(begin)
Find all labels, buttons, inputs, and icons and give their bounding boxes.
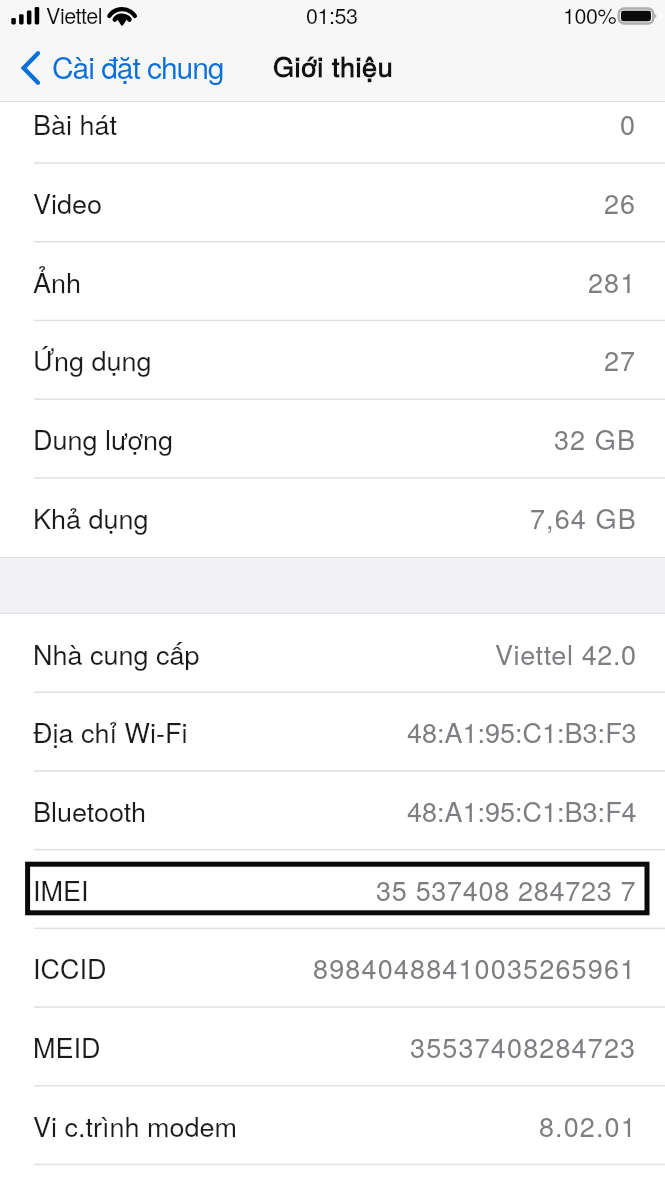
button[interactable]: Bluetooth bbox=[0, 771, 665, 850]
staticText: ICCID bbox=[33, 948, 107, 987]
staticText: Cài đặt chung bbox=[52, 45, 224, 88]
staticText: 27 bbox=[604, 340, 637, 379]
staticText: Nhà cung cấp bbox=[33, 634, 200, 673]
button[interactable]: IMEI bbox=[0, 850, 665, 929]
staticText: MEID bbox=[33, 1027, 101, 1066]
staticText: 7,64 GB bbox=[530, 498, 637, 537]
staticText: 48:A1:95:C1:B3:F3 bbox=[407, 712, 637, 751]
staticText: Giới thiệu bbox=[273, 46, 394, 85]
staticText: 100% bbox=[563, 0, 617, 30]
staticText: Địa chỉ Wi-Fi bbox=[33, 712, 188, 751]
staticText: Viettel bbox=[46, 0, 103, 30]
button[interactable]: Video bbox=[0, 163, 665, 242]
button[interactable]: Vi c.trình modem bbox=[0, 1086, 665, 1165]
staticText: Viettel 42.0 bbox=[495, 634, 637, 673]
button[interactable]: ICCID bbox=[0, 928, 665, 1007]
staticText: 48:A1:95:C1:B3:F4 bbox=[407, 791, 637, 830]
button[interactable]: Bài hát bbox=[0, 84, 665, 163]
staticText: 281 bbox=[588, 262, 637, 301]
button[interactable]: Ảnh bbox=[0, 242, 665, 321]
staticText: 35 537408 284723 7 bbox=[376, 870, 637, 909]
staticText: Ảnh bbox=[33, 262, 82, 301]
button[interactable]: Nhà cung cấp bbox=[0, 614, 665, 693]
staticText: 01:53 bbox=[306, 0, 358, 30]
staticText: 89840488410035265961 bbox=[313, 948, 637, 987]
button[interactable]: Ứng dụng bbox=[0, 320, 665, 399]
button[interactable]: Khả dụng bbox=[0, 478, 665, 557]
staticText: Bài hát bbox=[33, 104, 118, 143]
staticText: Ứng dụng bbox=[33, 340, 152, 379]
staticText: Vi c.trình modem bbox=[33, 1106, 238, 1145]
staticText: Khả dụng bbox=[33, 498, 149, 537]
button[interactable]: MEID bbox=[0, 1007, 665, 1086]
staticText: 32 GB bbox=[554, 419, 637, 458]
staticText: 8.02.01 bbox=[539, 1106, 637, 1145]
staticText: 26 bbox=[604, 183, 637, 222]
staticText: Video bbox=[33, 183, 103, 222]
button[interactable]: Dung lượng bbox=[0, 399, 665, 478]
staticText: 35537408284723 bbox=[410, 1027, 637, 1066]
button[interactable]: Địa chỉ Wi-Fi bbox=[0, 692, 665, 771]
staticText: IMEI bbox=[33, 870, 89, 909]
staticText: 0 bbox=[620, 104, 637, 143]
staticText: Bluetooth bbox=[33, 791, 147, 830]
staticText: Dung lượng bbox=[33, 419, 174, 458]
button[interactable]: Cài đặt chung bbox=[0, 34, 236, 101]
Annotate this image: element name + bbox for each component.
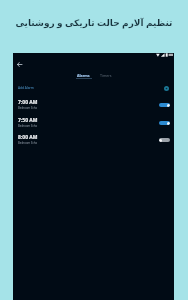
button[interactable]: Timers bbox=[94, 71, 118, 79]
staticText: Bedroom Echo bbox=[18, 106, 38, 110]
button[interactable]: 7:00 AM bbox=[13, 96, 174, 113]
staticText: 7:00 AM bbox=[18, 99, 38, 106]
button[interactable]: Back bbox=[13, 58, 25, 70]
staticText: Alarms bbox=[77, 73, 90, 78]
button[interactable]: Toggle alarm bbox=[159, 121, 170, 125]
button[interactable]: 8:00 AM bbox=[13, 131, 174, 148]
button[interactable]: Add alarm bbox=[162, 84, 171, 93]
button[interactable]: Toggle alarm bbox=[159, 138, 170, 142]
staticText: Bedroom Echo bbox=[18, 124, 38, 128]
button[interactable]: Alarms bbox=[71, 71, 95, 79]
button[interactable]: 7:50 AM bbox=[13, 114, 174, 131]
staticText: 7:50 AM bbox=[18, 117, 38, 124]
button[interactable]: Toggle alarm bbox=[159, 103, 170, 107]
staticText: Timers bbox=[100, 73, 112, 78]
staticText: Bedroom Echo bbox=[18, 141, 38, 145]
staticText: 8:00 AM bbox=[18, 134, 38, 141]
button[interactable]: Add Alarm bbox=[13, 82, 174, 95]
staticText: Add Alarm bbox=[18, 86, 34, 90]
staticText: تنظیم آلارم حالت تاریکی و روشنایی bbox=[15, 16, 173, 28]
(end)
▶ [WHAT THE TASK ASKS]
Copy everything in the records above from the line containing "button[interactable]: Bluetooth bbox=[0, 771, 665, 850]" down to the line containing "staticText: 100% bbox=[563, 0, 617, 30]", changing "ICCID" to "SIM ID" and leaving all else as it is. Give only those lines.

▶ [TASK ANSWER]
button[interactable]: Bluetooth bbox=[0, 771, 665, 850]
staticText: SIM ID bbox=[33, 948, 107, 987]
staticText: Cài đặt chung bbox=[52, 45, 224, 88]
staticText: 27 bbox=[604, 340, 637, 379]
staticText: Nhà cung cấp bbox=[33, 634, 200, 673]
button[interactable]: IMEI bbox=[0, 850, 665, 929]
staticText: MEID bbox=[33, 1027, 101, 1066]
staticText: 7,64 GB bbox=[530, 498, 637, 537]
staticText: 48:A1:95:C1:B3:F3 bbox=[407, 712, 637, 751]
staticText: Giới thiệu bbox=[273, 46, 394, 85]
staticText: 100% bbox=[563, 0, 617, 30]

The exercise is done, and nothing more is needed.